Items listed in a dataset
start

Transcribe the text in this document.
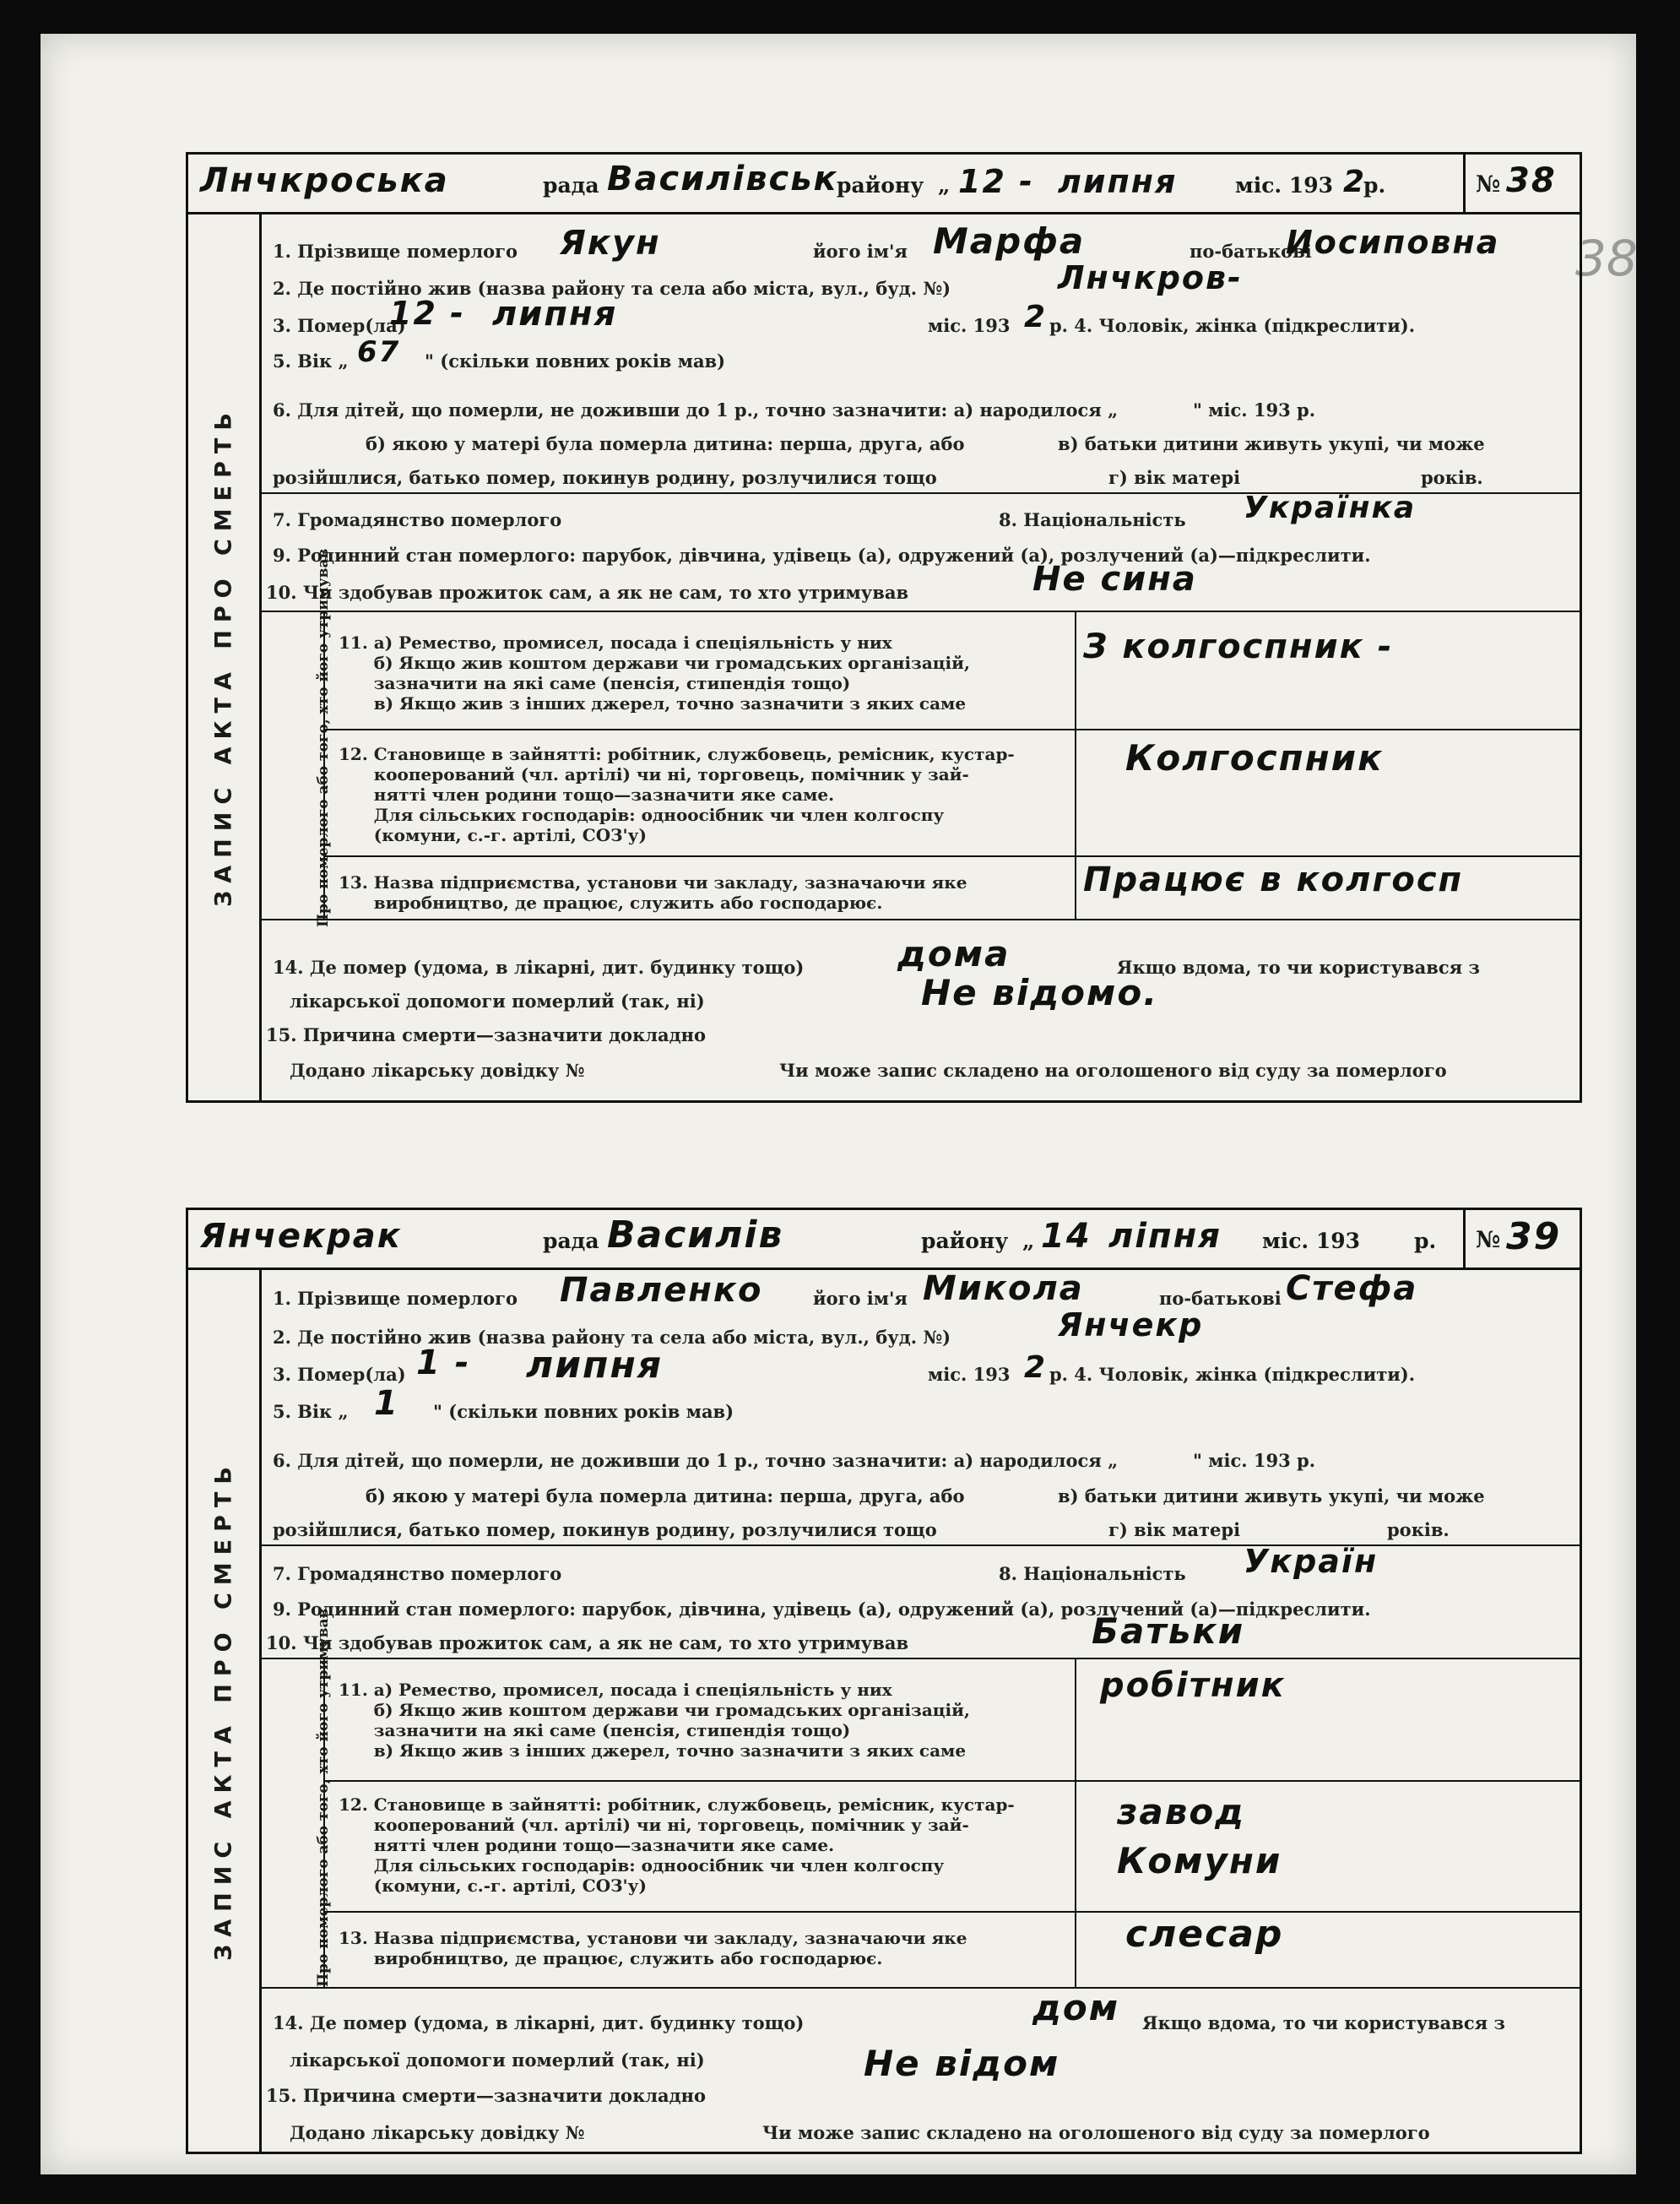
38
Лнчкроська	рада Василівськ
району „ 12 - липня	міс. 193 2
р.	№ 38
ЗАПИС АКТА ПРО СМЕРТЬ
1. Прізвище померлого Якун	його ім'я Марфа	по-батькові
Иосиповна
2. Де постійно жив (назва району та села або міста, вул., буд. №)	Лнчкров-
3. Помер(ла)
12 - липня	міс. 193 2 р. 4. Чоловік, жінка (підкреслити).
5. Вік „ 67 " (скільки повних років мав)
6. Для дітей, що померли, не доживши до 1 р., точно зазначити: а) народилося „	" міс. 193 р.
б) якою у матері була померла дитина: перша, друга, або	в) батьки дитини живуть укупі, чи може
розійшлися, батько помер, покинув родину, розлучилися тощо	г) вік матері	років.
7. Громадянство померлого	8. Національність Українка
9. Родинний стан померлого: парубок, дівчина, удівець (а), одружений (а), розлучений (а)—підкреслити.
10. Чи здобував прожиток сам, а як не сам, то хто утримував	Не сина
Про померлого або того, хто його утримував 11. а) Ремество, промисел, посада і спеціяльність у них
б) Якщо жив коштом держави чи громадських організацій,
зазначити на які саме (пенсія, стипендія тощо)
в) Якщо жив з інших джерел, точно зазначити з яких саме
З колгоспник -
12. Становище в зайнятті: робітник, службовець, ремісник, кустар-
кооперований (чл. артілі) чи ні, торговець, помічник у зай-
нятті член родини тощо—зазначити яке саме.
Для сільських господарів: одноосібник чи член колгоспу
(комуни, с.-г. артілі, СОЗ'у)
Колгоспник
13. Назва підприємства, установи чи закладу, зазначаючи яке
виробництво, де працює, служить або господарює.
Працює в колгосп
14. Де помер (удома, в лікарні, дит. будинку тощо)	дома	Якщо вдома, то чи користувався з
лікарської допомоги померлий (так, ні)	Не відомо.
15. Причина смерти—зазначити докладно
Додано лікарську довідку №	Чи може запис складено на оголошеного від суду за померлого
Янчекрак	рада Василів	району „ 14 ліпня міс. 193	р. № 39
ЗАПИС АКТА ПРО СМЕРТЬ
1. Прізвище померлого Павленко	його ім'я Микола	по-батькові Стефа
2. Де постійно жив (назва району та села або міста, вул., буд. №)	Янчекр
3. Помер(ла) 1 - липня	міс. 193 2 р. 4. Чоловік, жінка (підкреслити).
5. Вік „ 1 " (скільки повних років мав)
6. Для дітей, що померли, не доживши до 1 р., точно зазначити: а) народилося „	" міс. 193 р.
б) якою у матері була померла дитина: перша, друга, або	в) батьки дитини живуть укупі, чи може
розійшлися, батько помер, покинув родину, розлучилися тощо	г) вік матері	років.
7. Громадянство померлого	8. Національність Україн
9. Родинний стан померлого: парубок, дівчина, удівець (а), одружений (а), розлучений (а)—підкреслити.
10. Чи здобував прожиток сам, а як не сам, то хто утримував	Батьки
Про померлого або того, хто його утримував 11. а) Ремество, промисел, посада і спеціяльність у них
б) Якщо жив коштом держави чи громадських організацій,
зазначити на які саме (пенсія, стипендія тощо)
в) Якщо жив з інших джерел, точно зазначити з яких саме
робітник
12. Становище в зайнятті: робітник, службовець, ремісник, кустар-
кооперований (чл. артілі) чи ні, торговець, помічник у зай-
нятті член родини тощо—зазначити яке саме.
Для сільських господарів: одноосібник чи член колгоспу
(комуни, с.-г. артілі, СОЗ'у)
завод
Комуни
13. Назва підприємства, установи чи закладу, зазначаючи яке
виробництво, де працює, служить або господарює.
слесар
14. Де помер (удома, в лікарні, дит. будинку тощо)	дом Якщо вдома, то чи користувався з
лікарської допомоги померлий (так, ні)	Не відом
15. Причина смерти—зазначити докладно
Додано лікарську довідку №	Чи може запис складено на оголошеного від суду за померлого
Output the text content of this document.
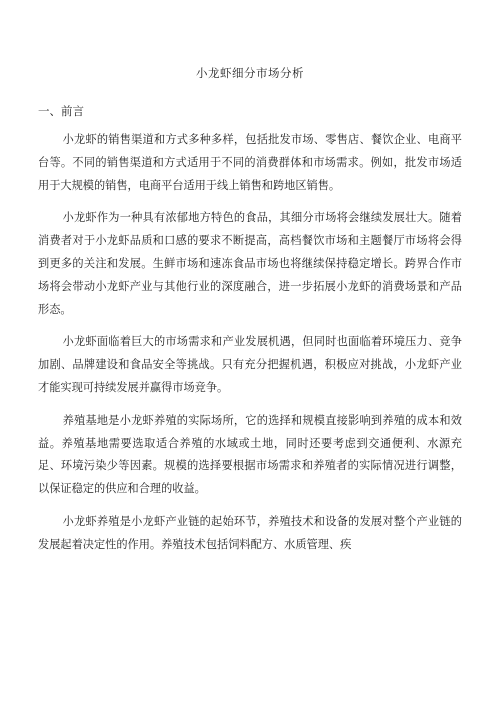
小龙虾细分市场分析
一、前言

小龙虾的销售渠道和方式多种多样，包括批发市场、零售店、餐饮企业、电商平台等。不同的销售渠道和方式适用于不同的消费群体和市场需求。例如，批发市场适用于大规模的销售，电商平台适用于线上销售和跨地区销售。

小龙虾作为一种具有浓郁地方特色的食品，其细分市场将会继续发展壮大。随着消费者对于小龙虾品质和口感的要求不断提高，高档餐饮市场和主题餐厅市场将会得到更多的关注和发展。生鲜市场和速冻食品市场也将继续保持稳定增长。跨界合作市场将会带动小龙虾产业与其他行业的深度融合，进一步拓展小龙虾的消费场景和产品形态。

小龙虾面临着巨大的市场需求和产业发展机遇，但同时也面临着环境压力、竞争加剧、品牌建设和食品安全等挑战。只有充分把握机遇，积极应对挑战，小龙虾产业才能实现可持续发展并赢得市场竞争。

养殖基地是小龙虾养殖的实际场所，它的选择和规模直接影响到养殖的成本和效益。养殖基地需要选取适合养殖的水域或土地，同时还要考虑到交通便利、水源充足、环境污染少等因素。规模的选择要根据市场需求和养殖者的实际情况进行调整，以保证稳定的供应和合理的收益。

小龙虾养殖是小龙虾产业链的起始环节，养殖技术和设备的发展对整个产业链的发展起着决定性的作用。养殖技术包括饲料配方、水质管理、疾
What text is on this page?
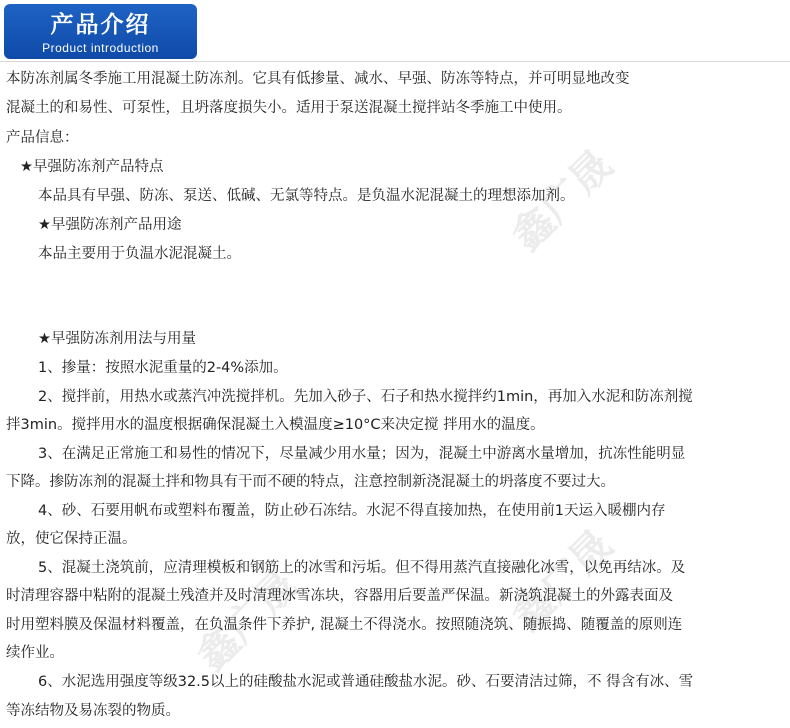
产品介绍
Product introduction
鑫广晟
鑫广晟	鑫广晟
本防冻剂属冬季施工用混凝土防冻剂。它具有低掺量、减水、早强、防冻等特点，并可明显地改变
混凝土的和易性、可泵性，且坍落度损失小。适用于泵送混凝土搅拌站冬季施工中使用。
产品信息：
★早强防冻剂产品特点
本品具有早强、防冻、泵送、低碱、无氯等特点。是负温水泥混凝土的理想添加剂。
★早强防冻剂产品用途
本品主要用于负温水泥混凝土。
★早强防冻剂用法与用量
1、掺量：按照水泥重量的2-4%添加。
2、搅拌前，用热水或蒸汽冲洗搅拌机。先加入砂子、石子和热水搅拌约1min，再加入水泥和防冻剂搅
拌3min。搅拌用水的温度根据确保混凝土入模温度≥10°C来决定搅 拌用水的温度。
3、在满足正常施工和易性的情况下，尽量减少用水量；因为，混凝土中游离水量增加，抗冻性能明显
下降。掺防冻剂的混凝土拌和物具有干而不硬的特点，注意控制新浇混凝土的坍落度不要过大。
4、砂、石要用帆布或塑料布覆盖，防止砂石冻结。水泥不得直接加热，在使用前1天运入暖棚内存
放，使它保持正温。
5、混凝土浇筑前，应清理模板和钢筋上的冰雪和污垢。但不得用蒸汽直接融化冰雪，以免再结冰。及
时清理容器中粘附的混凝土残渣并及时清理冰雪冻块，容器用后要盖严保温。新浇筑混凝土的外露表面及
时用塑料膜及保温材料覆盖，在负温条件下养护, 混凝土不得浇水。按照随浇筑、随振捣、随覆盖的原则连
续作业。
6、水泥选用强度等级32.5以上的硅酸盐水泥或普通硅酸盐水泥。砂、石要清洁过筛，不 得含有冰、雪
等冻结物及易冻裂的物质。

end

Pictures are to be left out; otherwise, copy exactly each line from the one containing "What text is on this page?" through the last line of the listing.

What text is on this page?
产品介绍
Product introduction
鑫广晟
鑫广晟	鑫广晟
本防冻剂属冬季施工用混凝土防冻剂。它具有低掺量、减水、早强、防冻等特点，并可明显地改变
混凝土的和易性、可泵性，且坍落度损失小。适用于泵送混凝土搅拌站冬季施工中使用。
产品信息：
★早强防冻剂产品特点
本品具有早强、防冻、泵送、低碱、无氯等特点。是负温水泥混凝土的理想添加剂。
★早强防冻剂产品用途
本品主要用于负温水泥混凝土。
★早强防冻剂用法与用量
1、掺量：按照水泥重量的2-4%添加。
2、搅拌前，用热水或蒸汽冲洗搅拌机。先加入砂子、石子和热水搅拌约1min，再加入水泥和防冻剂搅
拌3min。搅拌用水的温度根据确保混凝土入模温度≥10°C来决定搅 拌用水的温度。
3、在满足正常施工和易性的情况下，尽量减少用水量；因为，混凝土中游离水量增加，抗冻性能明显
下降。掺防冻剂的混凝土拌和物具有干而不硬的特点，注意控制新浇混凝土的坍落度不要过大。
4、砂、石要用帆布或塑料布覆盖，防止砂石冻结。水泥不得直接加热，在使用前1天运入暖棚内存
放，使它保持正温。
5、混凝土浇筑前，应清理模板和钢筋上的冰雪和污垢。但不得用蒸汽直接融化冰雪，以免再结冰。及
时清理容器中粘附的混凝土残渣并及时清理冰雪冻块，容器用后要盖严保温。新浇筑混凝土的外露表面及
时用塑料膜及保温材料覆盖，在负温条件下养护, 混凝土不得浇水。按照随浇筑、随振捣、随覆盖的原则连
续作业。
6、水泥选用强度等级32.5以上的硅酸盐水泥或普通硅酸盐水泥。砂、石要清洁过筛，不 得含有冰、雪
等冻结物及易冻裂的物质。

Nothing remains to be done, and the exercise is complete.